- Goal of the exercise:
Copy each line below that contains "Documents".

>> BEGIN Stored data

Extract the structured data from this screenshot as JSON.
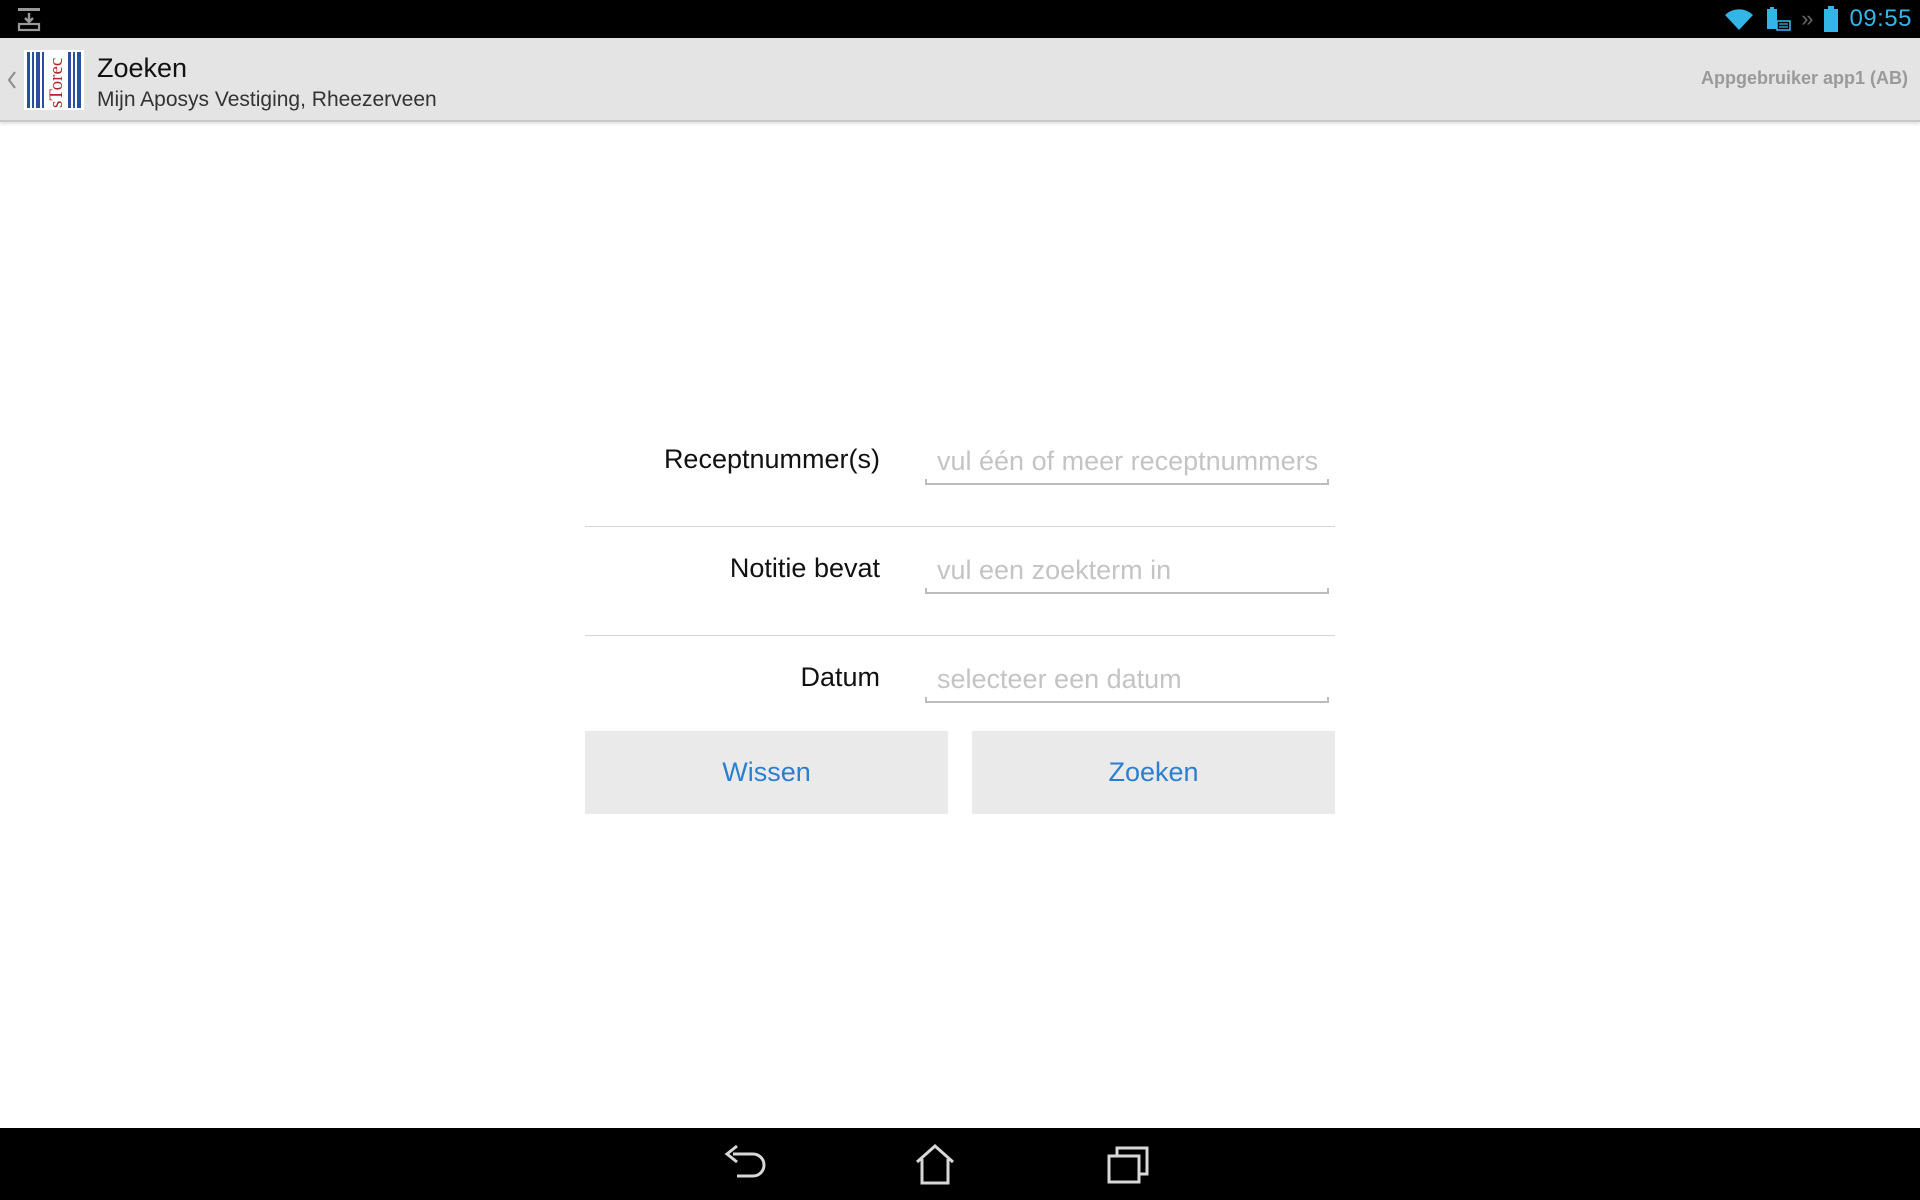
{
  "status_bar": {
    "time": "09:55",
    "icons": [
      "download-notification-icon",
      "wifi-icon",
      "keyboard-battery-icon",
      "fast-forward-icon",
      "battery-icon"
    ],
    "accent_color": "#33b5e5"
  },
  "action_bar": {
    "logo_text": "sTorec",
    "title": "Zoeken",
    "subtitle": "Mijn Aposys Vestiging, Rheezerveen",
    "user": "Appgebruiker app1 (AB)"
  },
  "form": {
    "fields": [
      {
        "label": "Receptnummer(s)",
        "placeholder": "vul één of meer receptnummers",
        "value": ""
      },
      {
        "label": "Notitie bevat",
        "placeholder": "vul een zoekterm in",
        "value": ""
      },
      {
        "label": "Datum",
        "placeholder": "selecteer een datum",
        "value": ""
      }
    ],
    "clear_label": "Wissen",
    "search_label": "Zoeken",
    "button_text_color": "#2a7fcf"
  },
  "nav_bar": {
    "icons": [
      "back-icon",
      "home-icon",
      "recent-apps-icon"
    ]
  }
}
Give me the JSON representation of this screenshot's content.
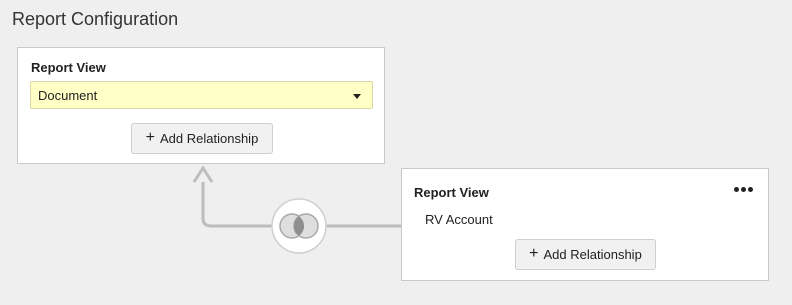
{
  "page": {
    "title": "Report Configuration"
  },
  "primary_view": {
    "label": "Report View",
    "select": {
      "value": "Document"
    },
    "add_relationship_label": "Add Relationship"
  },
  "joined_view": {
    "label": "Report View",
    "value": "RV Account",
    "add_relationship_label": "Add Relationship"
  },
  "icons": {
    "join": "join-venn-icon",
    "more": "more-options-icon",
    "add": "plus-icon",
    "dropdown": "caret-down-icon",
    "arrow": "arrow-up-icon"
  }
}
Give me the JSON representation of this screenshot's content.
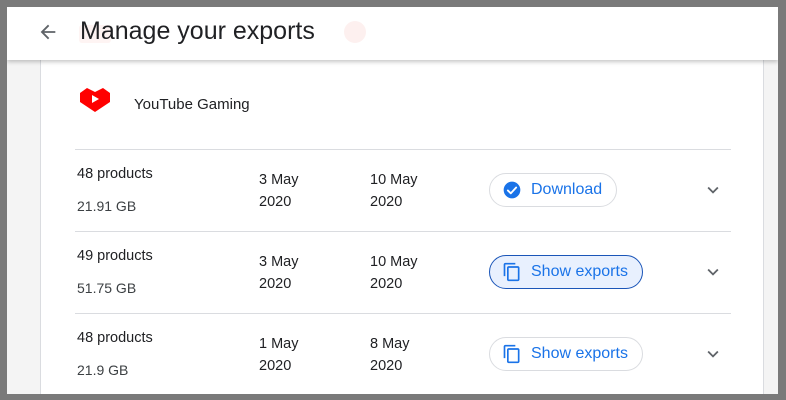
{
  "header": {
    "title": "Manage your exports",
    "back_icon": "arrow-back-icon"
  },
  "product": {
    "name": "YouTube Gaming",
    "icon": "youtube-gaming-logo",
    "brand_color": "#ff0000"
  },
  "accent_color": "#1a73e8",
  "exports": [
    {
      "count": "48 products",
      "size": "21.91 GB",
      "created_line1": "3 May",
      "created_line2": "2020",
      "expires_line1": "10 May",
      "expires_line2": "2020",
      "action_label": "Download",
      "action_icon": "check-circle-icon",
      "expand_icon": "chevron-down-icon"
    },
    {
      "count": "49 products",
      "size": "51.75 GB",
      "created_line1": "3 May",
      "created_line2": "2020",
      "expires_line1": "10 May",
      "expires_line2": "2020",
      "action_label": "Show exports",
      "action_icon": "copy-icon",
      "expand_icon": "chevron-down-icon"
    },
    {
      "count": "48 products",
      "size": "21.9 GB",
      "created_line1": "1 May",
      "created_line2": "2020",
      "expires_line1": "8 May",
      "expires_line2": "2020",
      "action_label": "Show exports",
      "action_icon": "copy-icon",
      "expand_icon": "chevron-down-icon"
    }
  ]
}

>> END Stored data
>> BEGIN Stored data

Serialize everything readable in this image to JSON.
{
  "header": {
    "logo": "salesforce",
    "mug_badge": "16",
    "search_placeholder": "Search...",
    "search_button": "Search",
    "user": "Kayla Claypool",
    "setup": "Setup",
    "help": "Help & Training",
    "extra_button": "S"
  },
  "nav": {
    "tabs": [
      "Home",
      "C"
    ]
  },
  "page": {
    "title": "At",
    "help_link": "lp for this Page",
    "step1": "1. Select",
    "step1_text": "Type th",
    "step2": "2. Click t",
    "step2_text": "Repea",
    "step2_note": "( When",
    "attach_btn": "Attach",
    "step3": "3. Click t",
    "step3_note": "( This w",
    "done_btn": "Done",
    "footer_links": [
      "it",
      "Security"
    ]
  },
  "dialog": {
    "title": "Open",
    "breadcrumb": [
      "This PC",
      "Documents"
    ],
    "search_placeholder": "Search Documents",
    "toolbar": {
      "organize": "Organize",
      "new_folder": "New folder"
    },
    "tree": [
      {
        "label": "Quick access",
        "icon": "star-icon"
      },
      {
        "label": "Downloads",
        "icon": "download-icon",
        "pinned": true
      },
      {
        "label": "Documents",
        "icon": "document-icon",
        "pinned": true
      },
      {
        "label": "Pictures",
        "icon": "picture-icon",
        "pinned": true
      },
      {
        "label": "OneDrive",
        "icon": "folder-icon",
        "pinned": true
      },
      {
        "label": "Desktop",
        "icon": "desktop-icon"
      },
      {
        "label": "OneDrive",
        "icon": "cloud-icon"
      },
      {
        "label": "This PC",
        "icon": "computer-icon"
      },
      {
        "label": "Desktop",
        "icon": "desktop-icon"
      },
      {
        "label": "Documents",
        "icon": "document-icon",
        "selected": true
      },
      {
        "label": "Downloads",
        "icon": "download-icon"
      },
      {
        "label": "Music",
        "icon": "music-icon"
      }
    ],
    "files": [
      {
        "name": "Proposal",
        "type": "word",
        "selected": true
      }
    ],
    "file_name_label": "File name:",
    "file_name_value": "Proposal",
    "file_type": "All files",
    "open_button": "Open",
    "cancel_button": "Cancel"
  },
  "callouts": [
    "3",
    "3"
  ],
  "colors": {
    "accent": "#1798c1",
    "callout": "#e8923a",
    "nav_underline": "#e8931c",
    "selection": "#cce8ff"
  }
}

>> END Stored data

- Solved problem:
      "Documents"
    "search_placeholder": "Search Documents",
        "label": "Documents",
        "label": "Documents",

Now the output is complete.